== Input for this task

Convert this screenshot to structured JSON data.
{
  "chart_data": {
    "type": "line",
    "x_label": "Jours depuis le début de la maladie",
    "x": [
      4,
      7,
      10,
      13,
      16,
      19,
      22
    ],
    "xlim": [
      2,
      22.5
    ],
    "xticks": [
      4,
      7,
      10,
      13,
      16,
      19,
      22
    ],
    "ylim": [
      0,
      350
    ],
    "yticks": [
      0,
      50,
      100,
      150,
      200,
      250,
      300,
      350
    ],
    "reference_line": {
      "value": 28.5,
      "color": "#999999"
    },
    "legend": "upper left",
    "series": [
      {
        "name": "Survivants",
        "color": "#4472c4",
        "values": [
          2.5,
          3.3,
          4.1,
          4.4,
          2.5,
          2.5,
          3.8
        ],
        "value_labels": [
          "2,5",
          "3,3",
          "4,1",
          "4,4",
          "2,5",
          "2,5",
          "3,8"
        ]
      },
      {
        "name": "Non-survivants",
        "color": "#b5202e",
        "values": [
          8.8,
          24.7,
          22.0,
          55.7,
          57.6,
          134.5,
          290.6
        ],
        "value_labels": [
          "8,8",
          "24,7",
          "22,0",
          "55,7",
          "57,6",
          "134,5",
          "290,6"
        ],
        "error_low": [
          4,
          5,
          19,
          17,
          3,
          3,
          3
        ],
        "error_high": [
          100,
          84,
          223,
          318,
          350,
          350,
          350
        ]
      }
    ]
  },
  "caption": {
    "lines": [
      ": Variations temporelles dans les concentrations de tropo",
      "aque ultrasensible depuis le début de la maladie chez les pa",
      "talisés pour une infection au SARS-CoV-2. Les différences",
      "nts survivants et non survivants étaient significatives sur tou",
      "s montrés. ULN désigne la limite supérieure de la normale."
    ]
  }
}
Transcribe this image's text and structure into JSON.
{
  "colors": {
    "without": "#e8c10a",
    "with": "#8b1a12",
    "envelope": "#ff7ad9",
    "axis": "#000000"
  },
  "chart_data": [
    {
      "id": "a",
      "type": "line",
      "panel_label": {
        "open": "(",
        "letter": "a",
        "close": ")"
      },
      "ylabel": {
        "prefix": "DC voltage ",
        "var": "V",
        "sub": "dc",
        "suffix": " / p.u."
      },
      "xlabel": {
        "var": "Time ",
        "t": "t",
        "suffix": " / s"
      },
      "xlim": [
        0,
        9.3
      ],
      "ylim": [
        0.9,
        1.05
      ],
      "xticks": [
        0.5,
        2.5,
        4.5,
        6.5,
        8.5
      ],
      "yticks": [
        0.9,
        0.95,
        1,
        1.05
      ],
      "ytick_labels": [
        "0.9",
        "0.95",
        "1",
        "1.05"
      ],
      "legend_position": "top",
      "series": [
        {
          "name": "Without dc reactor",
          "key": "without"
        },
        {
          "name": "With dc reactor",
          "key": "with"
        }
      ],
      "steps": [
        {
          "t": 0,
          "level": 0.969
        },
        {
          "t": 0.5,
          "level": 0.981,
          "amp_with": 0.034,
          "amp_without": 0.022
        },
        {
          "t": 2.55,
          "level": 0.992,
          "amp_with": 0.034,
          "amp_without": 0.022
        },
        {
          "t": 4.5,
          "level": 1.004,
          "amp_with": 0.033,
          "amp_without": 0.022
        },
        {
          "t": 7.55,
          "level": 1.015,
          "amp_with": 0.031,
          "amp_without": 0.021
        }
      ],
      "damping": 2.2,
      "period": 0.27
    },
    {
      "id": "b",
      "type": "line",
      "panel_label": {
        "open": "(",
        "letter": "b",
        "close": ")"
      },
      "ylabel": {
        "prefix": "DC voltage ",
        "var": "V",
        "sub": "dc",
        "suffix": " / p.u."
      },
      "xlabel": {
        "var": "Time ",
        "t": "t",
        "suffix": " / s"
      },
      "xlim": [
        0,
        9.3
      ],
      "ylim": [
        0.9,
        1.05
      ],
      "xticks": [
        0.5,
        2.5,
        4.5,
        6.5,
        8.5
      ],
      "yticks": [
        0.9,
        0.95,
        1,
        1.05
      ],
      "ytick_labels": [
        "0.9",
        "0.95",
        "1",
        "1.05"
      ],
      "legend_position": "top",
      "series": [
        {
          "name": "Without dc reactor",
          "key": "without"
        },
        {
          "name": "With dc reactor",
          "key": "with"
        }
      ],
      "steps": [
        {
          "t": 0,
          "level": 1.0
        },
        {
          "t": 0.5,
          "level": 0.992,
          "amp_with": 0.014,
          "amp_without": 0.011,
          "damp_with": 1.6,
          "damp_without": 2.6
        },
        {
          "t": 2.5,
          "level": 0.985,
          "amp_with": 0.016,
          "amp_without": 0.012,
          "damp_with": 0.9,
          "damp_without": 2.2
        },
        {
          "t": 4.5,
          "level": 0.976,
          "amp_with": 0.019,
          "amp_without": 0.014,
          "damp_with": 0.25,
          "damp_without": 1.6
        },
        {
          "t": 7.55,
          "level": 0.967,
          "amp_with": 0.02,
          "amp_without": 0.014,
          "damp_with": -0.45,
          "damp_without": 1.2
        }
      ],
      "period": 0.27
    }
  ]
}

====

(What you should do):
Reproduce the entries above in full, verbatim.

(Expected answer):
Convert this screenshot to structured JSON data.
{
  "chart_data": {
    "type": "line",
    "x_label": "Jours depuis le début de la maladie",
    "x": [
      4,
      7,
      10,
      13,
      16,
      19,
      22
    ],
    "xlim": [
      2,
      22.5
    ],
    "xticks": [
      4,
      7,
      10,
      13,
      16,
      19,
      22
    ],
    "ylim": [
      0,
      350
    ],
    "yticks": [
      0,
      50,
      100,
      150,
      200,
      250,
      300,
      350
    ],
    "reference_line": {
      "value": 28.5,
      "color": "#999999"
    },
    "legend": "upper left",
    "series": [
      {
        "name": "Survivants",
        "color": "#4472c4",
        "values": [
          2.5,
          3.3,
          4.1,
          4.4,
          2.5,
          2.5,
          3.8
        ],
        "value_labels": [
          "2,5",
          "3,3",
          "4,1",
          "4,4",
          "2,5",
          "2,5",
          "3,8"
        ]
      },
      {
        "name": "Non-survivants",
        "color": "#b5202e",
        "values": [
          8.8,
          24.7,
          22.0,
          55.7,
          57.6,
          134.5,
          290.6
        ],
        "value_labels": [
          "8,8",
          "24,7",
          "22,0",
          "55,7",
          "57,6",
          "134,5",
          "290,6"
        ],
        "error_low": [
          4,
          5,
          19,
          17,
          3,
          3,
          3
        ],
        "error_high": [
          100,
          84,
          223,
          318,
          350,
          350,
          350
        ]
      }
    ]
  },
  "caption": {
    "lines": [
      ": Variations temporelles dans les concentrations de tropo",
      "aque ultrasensible depuis le début de la maladie chez les pa",
      "talisés pour une infection au SARS-CoV-2. Les différences",
      "nts survivants et non survivants étaient significatives sur tou",
      "s montrés. ULN désigne la limite supérieure de la normale."
    ]
  }
}
Transcribe this image's text and structure into JSON.
{
  "colors": {
    "without": "#e8c10a",
    "with": "#8b1a12",
    "envelope": "#ff7ad9",
    "axis": "#000000"
  },
  "chart_data": [
    {
      "id": "a",
      "type": "line",
      "panel_label": {
        "open": "(",
        "letter": "a",
        "close": ")"
      },
      "ylabel": {
        "prefix": "DC voltage ",
        "var": "V",
        "sub": "dc",
        "suffix": " / p.u."
      },
      "xlabel": {
        "var": "Time ",
        "t": "t",
        "suffix": " / s"
      },
      "xlim": [
        0,
        9.3
      ],
      "ylim": [
        0.9,
        1.05
      ],
      "xticks": [
        0.5,
        2.5,
        4.5,
        6.5,
        8.5
      ],
      "yticks": [
        0.9,
        0.95,
        1,
        1.05
      ],
      "ytick_labels": [
        "0.9",
        "0.95",
        "1",
        "1.05"
      ],
      "legend_position": "top",
      "series": [
        {
          "name": "Without dc reactor",
          "key": "without"
        },
        {
          "name": "With dc reactor",
          "key": "with"
        }
      ],
      "steps": [
        {
          "t": 0,
          "level": 0.969
        },
        {
          "t": 0.5,
          "level": 0.981,
          "amp_with": 0.034,
          "amp_without": 0.022
        },
        {
          "t": 2.55,
          "level": 0.992,
          "amp_with": 0.034,
          "amp_without": 0.022
        },
        {
          "t": 4.5,
          "level": 1.004,
          "amp_with": 0.033,
          "amp_without": 0.022
        },
        {
          "t": 7.55,
          "level": 1.015,
          "amp_with": 0.031,
          "amp_without": 0.021
        }
      ],
      "damping": 2.2,
      "period": 0.27
    },
    {
      "id": "b",
      "type": "line",
      "panel_label": {
        "open": "(",
        "letter": "b",
        "close": ")"
      },
      "ylabel": {
        "prefix": "DC voltage ",
        "var": "V",
        "sub": "dc",
        "suffix": " / p.u."
      },
      "xlabel": {
        "var": "Time ",
        "t": "t",
        "suffix": " / s"
      },
      "xlim": [
        0,
        9.3
      ],
      "ylim": [
        0.9,
        1.05
      ],
      "xticks": [
        0.5,
        2.5,
        4.5,
        6.5,
        8.5
      ],
      "yticks": [
        0.9,
        0.95,
        1,
        1.05
      ],
      "ytick_labels": [
        "0.9",
        "0.95",
        "1",
        "1.05"
      ],
      "legend_position": "top",
      "series": [
        {
          "name": "Without dc reactor",
          "key": "without"
        },
        {
          "name": "With dc reactor",
          "key": "with"
        }
      ],
      "steps": [
        {
          "t": 0,
          "level": 1.0
        },
        {
          "t": 0.5,
          "level": 0.992,
          "amp_with": 0.014,
          "amp_without": 0.011,
          "damp_with": 1.6,
          "damp_without": 2.6
        },
        {
          "t": 2.5,
          "level": 0.985,
          "amp_with": 0.016,
          "amp_without": 0.012,
          "damp_with": 0.9,
          "damp_without": 2.2
        },
        {
          "t": 4.5,
          "level": 0.976,
          "amp_with": 0.019,
          "amp_without": 0.014,
          "damp_with": 0.25,
          "damp_without": 1.6
        },
        {
          "t": 7.55,
          "level": 0.967,
          "amp_with": 0.02,
          "amp_without": 0.014,
          "damp_with": -0.45,
          "damp_without": 1.2
        }
      ],
      "period": 0.27
    }
  ]
}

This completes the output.